What you need to do ->
Reproduce the listing exactly, with no pictures in your copy.

Dataset records ->
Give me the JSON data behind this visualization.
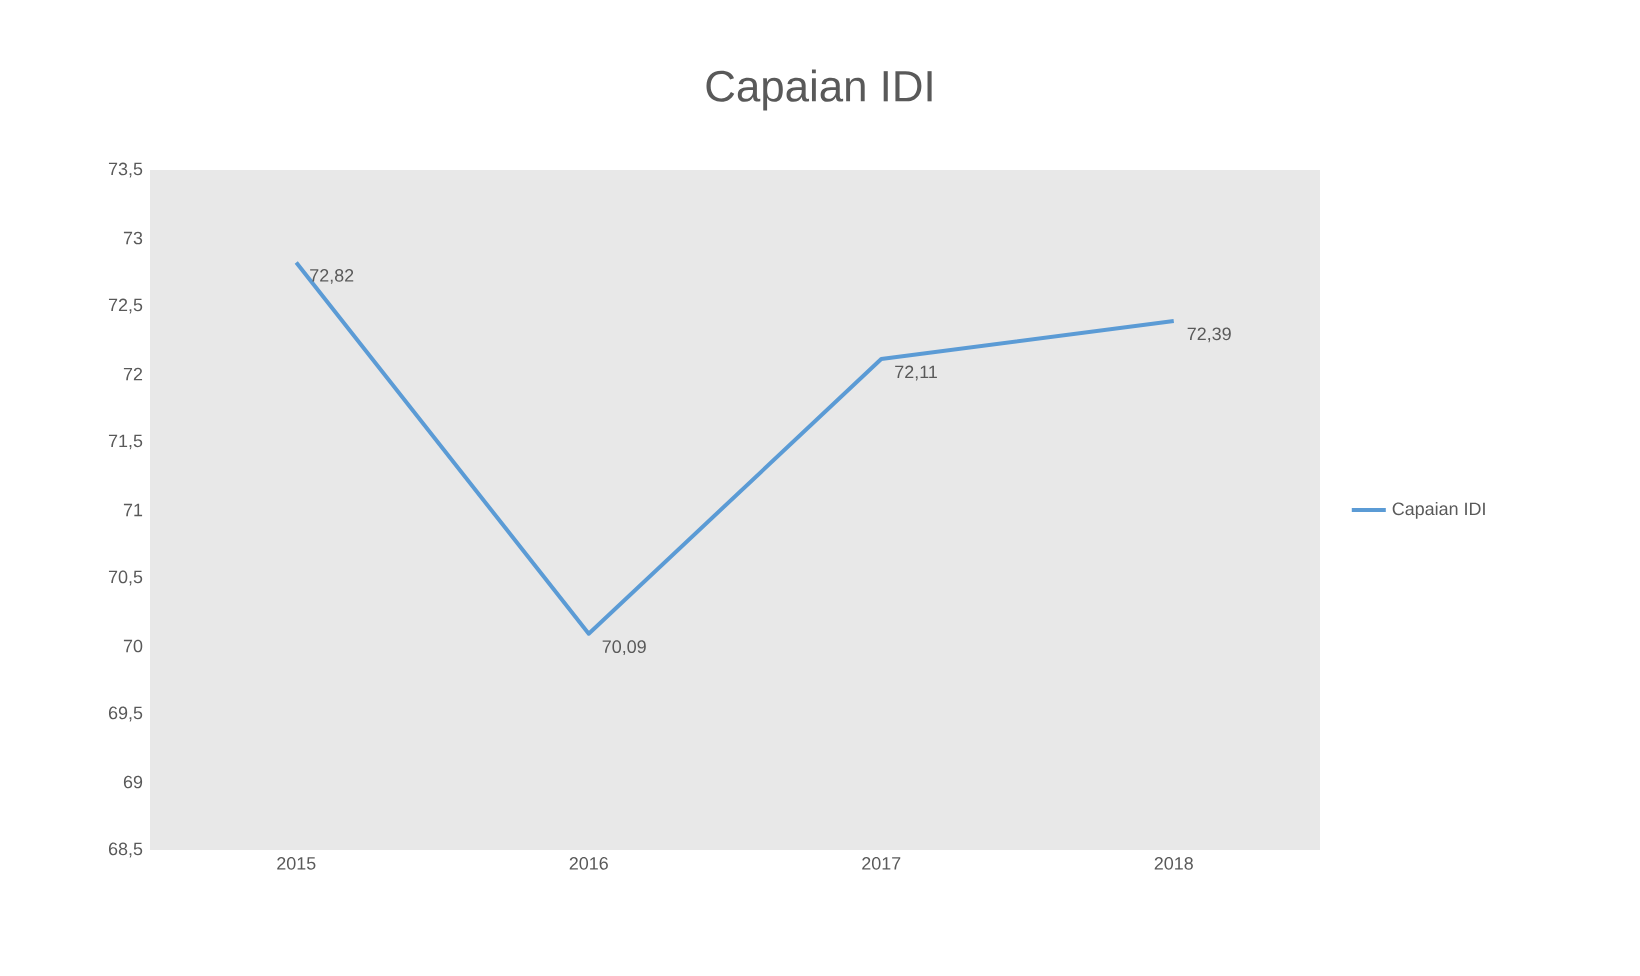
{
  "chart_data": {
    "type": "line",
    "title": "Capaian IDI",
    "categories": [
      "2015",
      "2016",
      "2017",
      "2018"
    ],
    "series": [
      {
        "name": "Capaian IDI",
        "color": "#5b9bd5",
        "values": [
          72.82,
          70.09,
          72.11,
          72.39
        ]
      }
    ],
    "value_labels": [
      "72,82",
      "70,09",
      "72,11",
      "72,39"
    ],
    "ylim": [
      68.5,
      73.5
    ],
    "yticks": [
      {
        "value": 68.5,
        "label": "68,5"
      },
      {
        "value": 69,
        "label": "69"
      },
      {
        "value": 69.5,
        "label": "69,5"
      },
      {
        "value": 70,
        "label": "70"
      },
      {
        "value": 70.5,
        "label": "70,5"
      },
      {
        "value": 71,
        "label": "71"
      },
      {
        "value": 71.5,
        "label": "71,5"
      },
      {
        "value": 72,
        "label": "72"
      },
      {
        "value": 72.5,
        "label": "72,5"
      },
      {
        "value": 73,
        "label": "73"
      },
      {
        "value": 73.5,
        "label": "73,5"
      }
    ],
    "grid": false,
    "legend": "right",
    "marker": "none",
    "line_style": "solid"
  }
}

Response to the task ->
Give me the JSON data behind this visualization.
{
  "chart_data": {
    "type": "line",
    "title": "Capaian IDI",
    "categories": [
      "2015",
      "2016",
      "2017",
      "2018"
    ],
    "series": [
      {
        "name": "Capaian IDI",
        "color": "#5b9bd5",
        "values": [
          72.82,
          70.09,
          72.11,
          72.39
        ]
      }
    ],
    "value_labels": [
      "72,82",
      "70,09",
      "72,11",
      "72,39"
    ],
    "ylim": [
      68.5,
      73.5
    ],
    "yticks": [
      {
        "value": 68.5,
        "label": "68,5"
      },
      {
        "value": 69,
        "label": "69"
      },
      {
        "value": 69.5,
        "label": "69,5"
      },
      {
        "value": 70,
        "label": "70"
      },
      {
        "value": 70.5,
        "label": "70,5"
      },
      {
        "value": 71,
        "label": "71"
      },
      {
        "value": 71.5,
        "label": "71,5"
      },
      {
        "value": 72,
        "label": "72"
      },
      {
        "value": 72.5,
        "label": "72,5"
      },
      {
        "value": 73,
        "label": "73"
      },
      {
        "value": 73.5,
        "label": "73,5"
      }
    ],
    "grid": false,
    "legend": "right",
    "marker": "none",
    "line_style": "solid"
  }
}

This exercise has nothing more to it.